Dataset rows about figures
▼

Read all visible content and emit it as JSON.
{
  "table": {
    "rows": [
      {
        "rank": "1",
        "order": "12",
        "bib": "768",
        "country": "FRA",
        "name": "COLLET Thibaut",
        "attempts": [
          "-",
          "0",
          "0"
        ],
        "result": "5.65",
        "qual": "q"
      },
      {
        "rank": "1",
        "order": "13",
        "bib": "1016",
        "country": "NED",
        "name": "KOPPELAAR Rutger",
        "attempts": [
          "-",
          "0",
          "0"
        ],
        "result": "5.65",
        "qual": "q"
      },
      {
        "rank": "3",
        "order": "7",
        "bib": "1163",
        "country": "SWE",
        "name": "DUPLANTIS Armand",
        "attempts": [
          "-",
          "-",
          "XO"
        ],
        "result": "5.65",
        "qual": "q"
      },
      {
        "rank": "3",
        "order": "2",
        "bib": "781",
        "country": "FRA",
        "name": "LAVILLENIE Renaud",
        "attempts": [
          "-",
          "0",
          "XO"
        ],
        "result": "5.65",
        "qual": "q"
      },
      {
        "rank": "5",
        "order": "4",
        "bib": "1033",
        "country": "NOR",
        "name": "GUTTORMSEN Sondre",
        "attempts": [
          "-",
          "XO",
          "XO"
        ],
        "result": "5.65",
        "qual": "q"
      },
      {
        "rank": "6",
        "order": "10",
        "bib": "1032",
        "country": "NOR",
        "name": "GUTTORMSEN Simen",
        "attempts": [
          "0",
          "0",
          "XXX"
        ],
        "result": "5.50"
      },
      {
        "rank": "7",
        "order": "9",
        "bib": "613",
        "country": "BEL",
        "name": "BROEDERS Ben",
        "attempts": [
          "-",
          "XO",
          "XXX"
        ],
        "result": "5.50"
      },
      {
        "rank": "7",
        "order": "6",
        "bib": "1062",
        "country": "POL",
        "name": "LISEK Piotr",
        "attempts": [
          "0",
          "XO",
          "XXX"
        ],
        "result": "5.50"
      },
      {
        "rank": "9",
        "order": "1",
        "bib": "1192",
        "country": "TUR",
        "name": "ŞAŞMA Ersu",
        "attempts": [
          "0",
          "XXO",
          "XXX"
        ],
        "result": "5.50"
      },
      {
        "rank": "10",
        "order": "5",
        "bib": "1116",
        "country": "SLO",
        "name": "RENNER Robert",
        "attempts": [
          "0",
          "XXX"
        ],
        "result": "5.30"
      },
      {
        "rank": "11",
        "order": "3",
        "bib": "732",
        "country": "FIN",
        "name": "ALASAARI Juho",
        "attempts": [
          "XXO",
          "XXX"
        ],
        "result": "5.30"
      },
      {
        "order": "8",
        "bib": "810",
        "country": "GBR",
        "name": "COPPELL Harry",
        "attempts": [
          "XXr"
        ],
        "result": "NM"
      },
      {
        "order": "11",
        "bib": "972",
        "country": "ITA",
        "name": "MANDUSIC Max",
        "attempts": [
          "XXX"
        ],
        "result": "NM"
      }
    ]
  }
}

▲

■ **Instructions for the task**
Copy out each line of the entries that holds "GUTTORMSEN".

■ **The answer**
        "name": "GUTTORMSEN Sondre",
        "name": "GUTTORMSEN Simen",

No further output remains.